-------- TEKSTFRAGMENT --------
‘God maakt blij’

Marco de Wilde • 96 - 2020 • Uitgave: 1
John Piper is een van de meest invloedrijke theologen van dit moment. Door zijn preken, boeken, podcasts en kerkvernieuwingsbeweging (desiringgod.org) inspireert hij miljoenen christenen wereldwijd. Dat heeft te maken met zijn persoonlijkheid en stijl.

Hij combineert hoofd en hart op een manier die herinnert aan theologen als C.S. Lewis, puriteinse theologen en de kerkvader Augustinus. Maar zijn invloed heeft vooral te maken met zijn boodschap en de theologische accenten die hij legt. In dit artikel wil ik de boodschap van John Piper, die hij zelf omschrijft als ‘christenhedonisme’, kort typeren. Ik doe dat aan de hand van Pipers boekje ‘Geroepen tot vreugde’. Dit boekje, wat uitgereikt is op de Zoeklichtdagen 2019, is een samenvatting van Pipers belangrijkste boek: ‘Verlangen naar God’.

God eren én je in Hem verheugen
Als we John Piper wat beter willen begrijpen, kunnen we het beste beginnen bij de eerste vraag van de Kleine Catechismus van Westminster. In veel van zijn boeken en ook in ‘Geroepen tot vreugde’ verwijst hij naar het begin van deze bekende Engelse geloofsbelijdenis. De eerste vraag luidt: ‘Wat is het hoogste doel van de mens?’ Het antwoord klinkt voor een christen heel vertrouwd: ‘Het hoogste doel van de mens is om God te verheerlijken.’ We zijn niet op de wereld voor onszelf, ons leven is geen ik-project, we zijn er voor God. Hij heeft ons geschapen om Hem te eren en groot te maken.

Maar het antwoord van de Kleine Catechismus gaat nog verder: ‘Het hoogste doel van de mens is om God te verheerlijken en zich voor eeuwig in Hem te verheugen.’ En voor dat tweede deel van het antwoord vraagt John Piper in zijn preken en boeken alle aandacht. Het gaat er in ons leven niet alleen om dat we God eren en dienen, we moeten ook blij zijn met Hem.

Met heel ons hart
En die twee dingen – God eren en blij zijn met Hem – zijn onlosmakelijk met elkaar verbonden. Juist als we blij zijn met God eren we Hem en prijzen we Hem. Onze vreugde laat immers zien hoe belangrijk Hij voor ons is en hoe de omgang met Hem ons hart raakt. En andersom is het ook waar. Als we God dienen met ernst, met inzet, met gehoorzaamheid, maar niet ‘met blijdschap’ (Psalm 100:2), dan zetten we Hem neer en kleineren we Hem, alsof we Hem alleen dienen omdat het moet of omdat we bang voor Hem zijn, of alsof God saai is en Zijn glorie niet groot genoeg is om ons echt te raken.
--------
### OPDRACHTEN
(a) Aan de hand van welk boekje typeert het artikel de boodschap van John Piper?
(b) Herhaal uit de lijst alle regels vanaf de regel met "Text: CH$_3$: CH$_3$ [164, 13, 187, 28]" tot en met het einde van de lijst.
Het artikel en de lijst hebben niets met elkaar te maken.
-------- GESELECTEERDE GEGEVENS --------
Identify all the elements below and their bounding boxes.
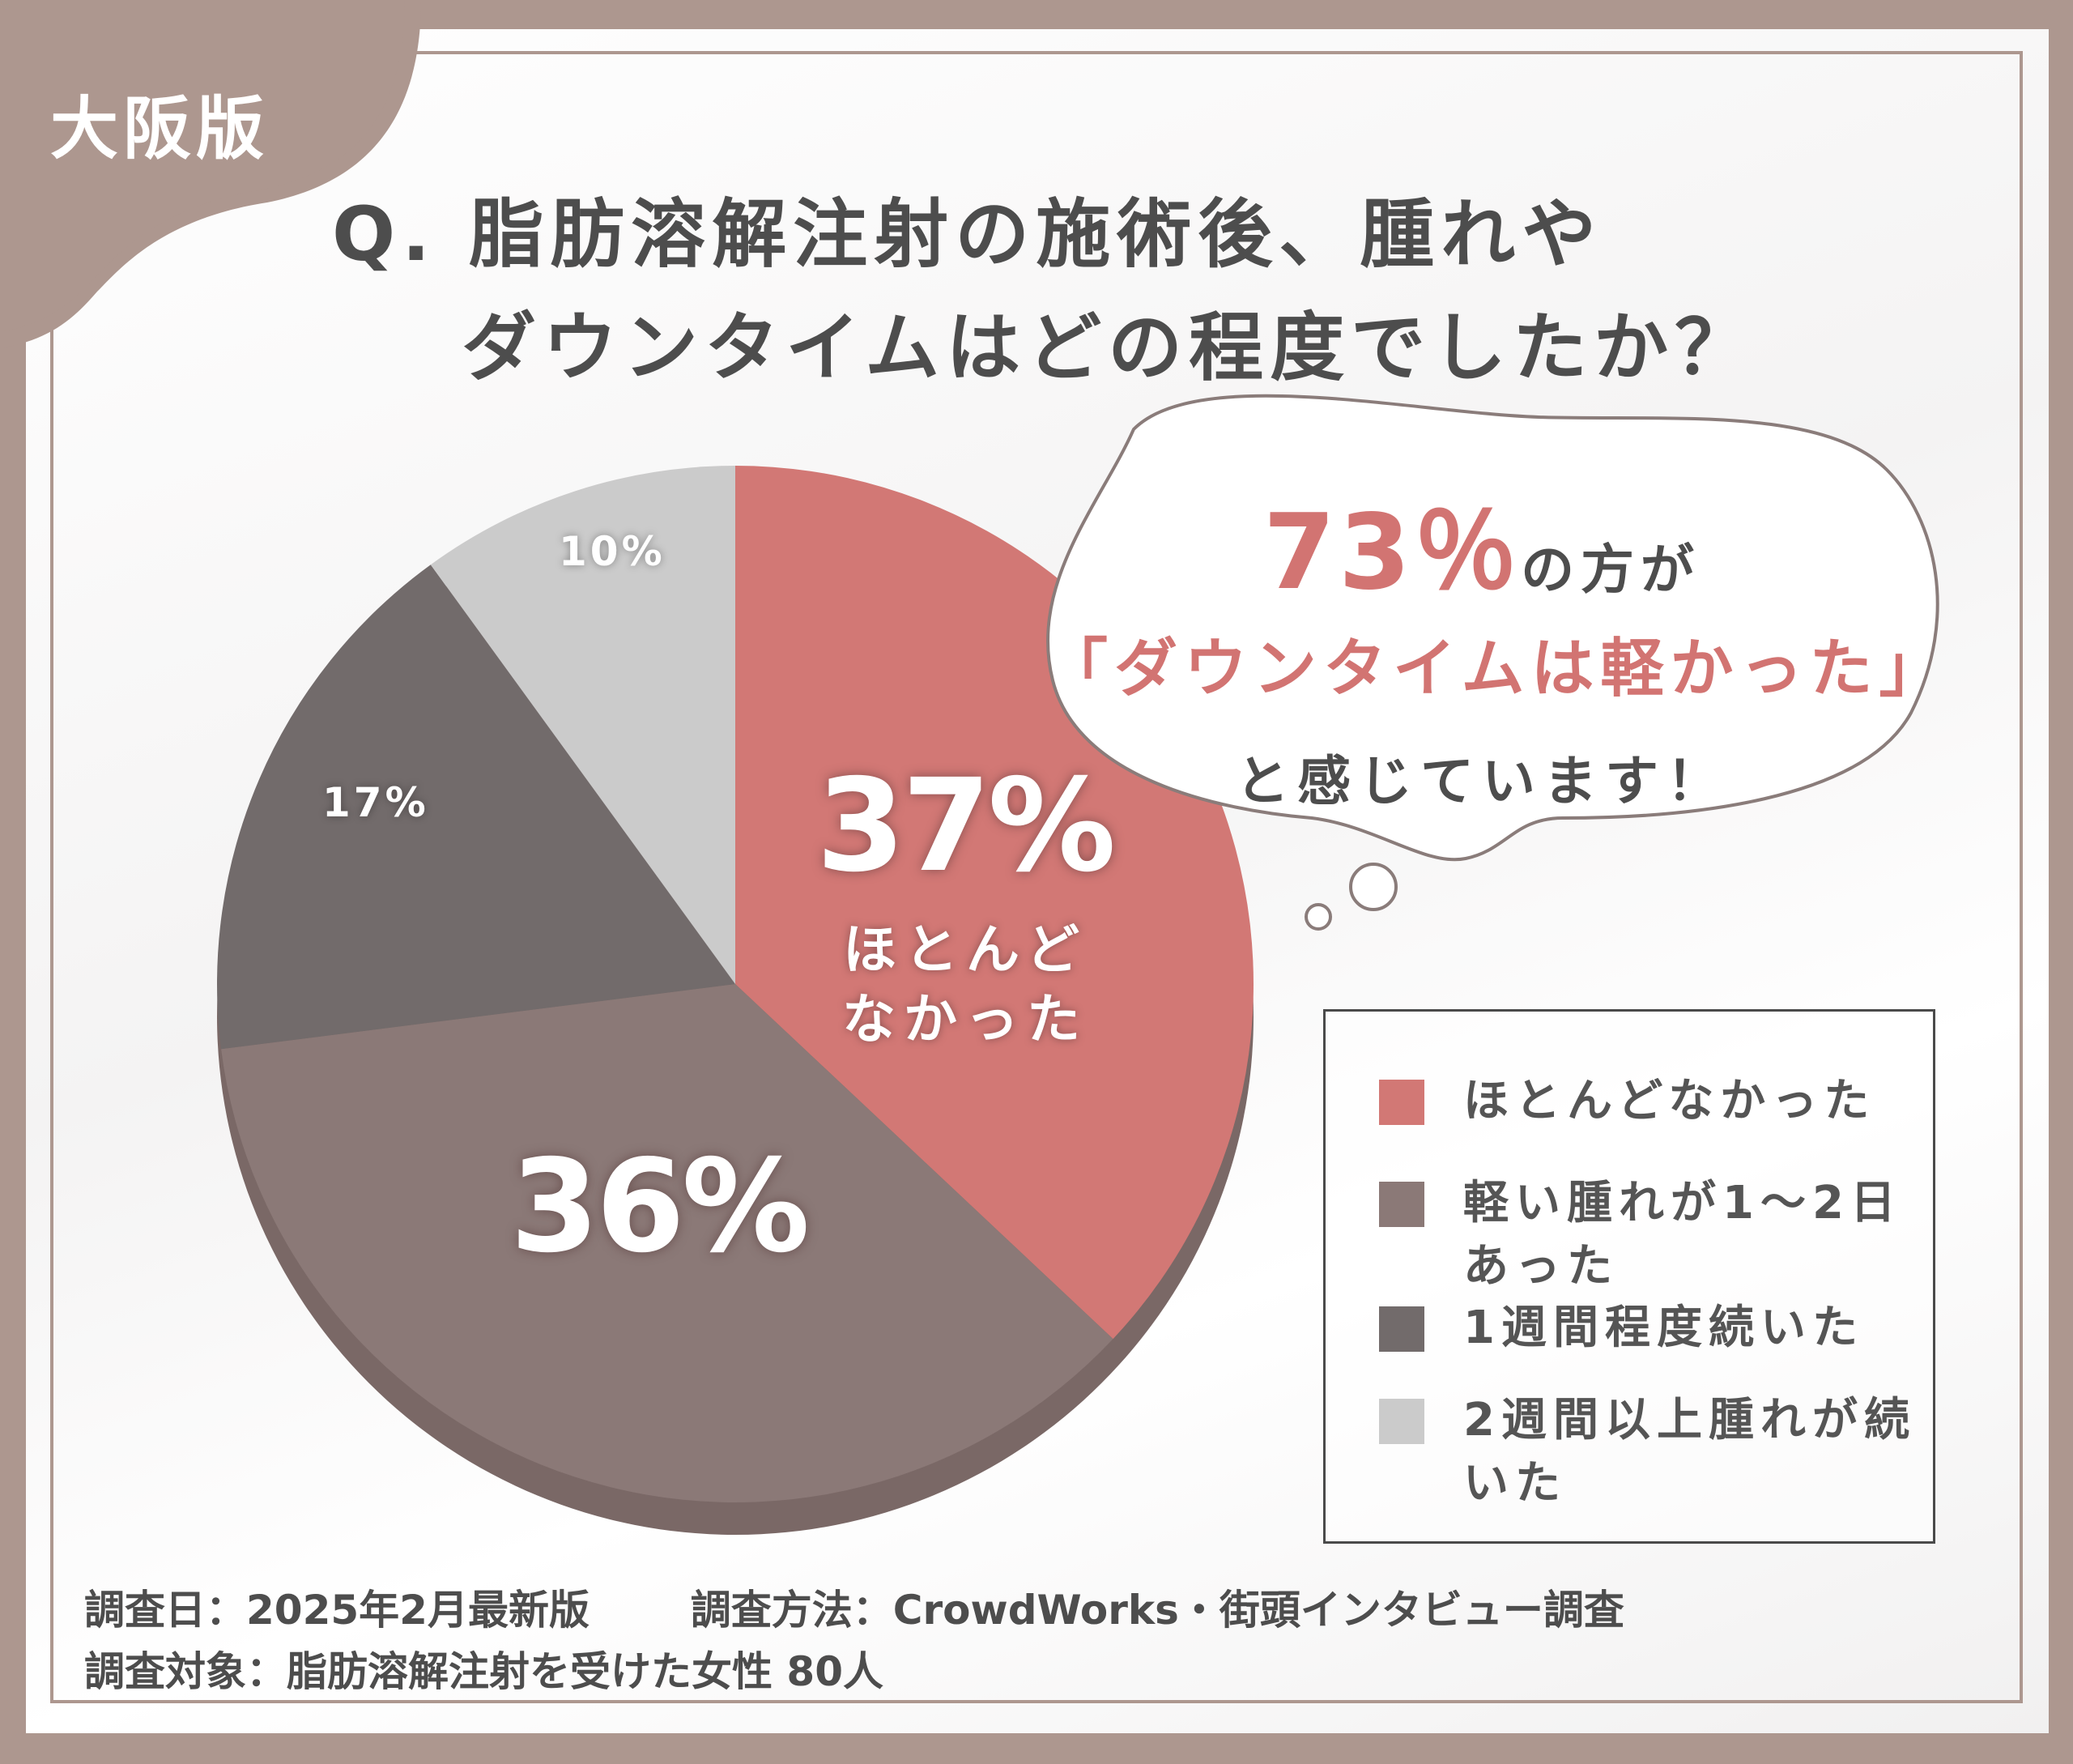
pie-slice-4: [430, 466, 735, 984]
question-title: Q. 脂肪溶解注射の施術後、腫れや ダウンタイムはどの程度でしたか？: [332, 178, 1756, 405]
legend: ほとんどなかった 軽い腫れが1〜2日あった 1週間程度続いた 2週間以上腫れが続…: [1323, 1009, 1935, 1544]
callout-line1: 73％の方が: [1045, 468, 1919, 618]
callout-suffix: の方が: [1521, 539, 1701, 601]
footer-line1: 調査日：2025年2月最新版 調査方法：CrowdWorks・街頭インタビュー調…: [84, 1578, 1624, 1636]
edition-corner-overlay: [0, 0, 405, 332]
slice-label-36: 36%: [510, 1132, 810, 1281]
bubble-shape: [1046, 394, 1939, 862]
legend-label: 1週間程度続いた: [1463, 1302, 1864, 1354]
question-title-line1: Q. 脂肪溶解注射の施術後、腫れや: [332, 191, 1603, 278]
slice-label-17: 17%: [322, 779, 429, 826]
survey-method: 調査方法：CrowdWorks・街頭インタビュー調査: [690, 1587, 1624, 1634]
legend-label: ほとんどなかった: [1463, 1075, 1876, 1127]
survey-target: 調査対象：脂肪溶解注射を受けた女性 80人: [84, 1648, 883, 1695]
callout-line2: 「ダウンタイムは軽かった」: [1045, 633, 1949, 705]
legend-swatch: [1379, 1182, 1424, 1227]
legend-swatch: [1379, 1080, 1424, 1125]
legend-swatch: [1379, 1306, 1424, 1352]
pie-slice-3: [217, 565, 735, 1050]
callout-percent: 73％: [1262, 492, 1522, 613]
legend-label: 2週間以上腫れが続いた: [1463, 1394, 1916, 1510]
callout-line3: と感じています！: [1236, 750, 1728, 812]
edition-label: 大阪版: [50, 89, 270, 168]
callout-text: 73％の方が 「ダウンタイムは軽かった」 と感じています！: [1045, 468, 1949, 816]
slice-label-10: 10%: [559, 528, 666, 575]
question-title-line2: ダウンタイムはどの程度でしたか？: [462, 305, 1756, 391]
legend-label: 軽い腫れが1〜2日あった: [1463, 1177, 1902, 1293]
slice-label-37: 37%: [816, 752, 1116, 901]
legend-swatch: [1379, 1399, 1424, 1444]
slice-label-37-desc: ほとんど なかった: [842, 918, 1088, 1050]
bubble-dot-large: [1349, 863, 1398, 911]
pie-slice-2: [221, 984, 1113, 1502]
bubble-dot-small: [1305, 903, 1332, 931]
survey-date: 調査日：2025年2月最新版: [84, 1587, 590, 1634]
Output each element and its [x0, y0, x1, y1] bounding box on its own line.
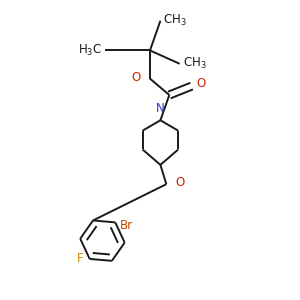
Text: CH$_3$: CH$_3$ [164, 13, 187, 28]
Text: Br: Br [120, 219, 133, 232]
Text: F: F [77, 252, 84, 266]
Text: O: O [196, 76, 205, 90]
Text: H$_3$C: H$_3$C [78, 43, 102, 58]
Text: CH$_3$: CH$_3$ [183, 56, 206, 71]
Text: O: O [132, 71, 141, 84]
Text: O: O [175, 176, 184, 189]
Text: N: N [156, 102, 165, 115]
--------
### RESULTATEN
(a) Aan de hand van het boekje ‘Geroepen tot vreugde’.

(b)
Text: CH$_3$: CH$_3$ [164, 13, 187, 28]
Text: Br: Br [120, 219, 133, 232]
Text: F: F [77, 252, 84, 266]
Text: O: O [196, 76, 205, 90]
Text: H$_3$C: H$_3$C [78, 43, 102, 58]
Text: CH$_3$: CH$_3$ [183, 56, 206, 71]
Text: O: O [132, 71, 141, 84]
Text: O: O [175, 176, 184, 189]
Text: N: N [156, 102, 165, 115]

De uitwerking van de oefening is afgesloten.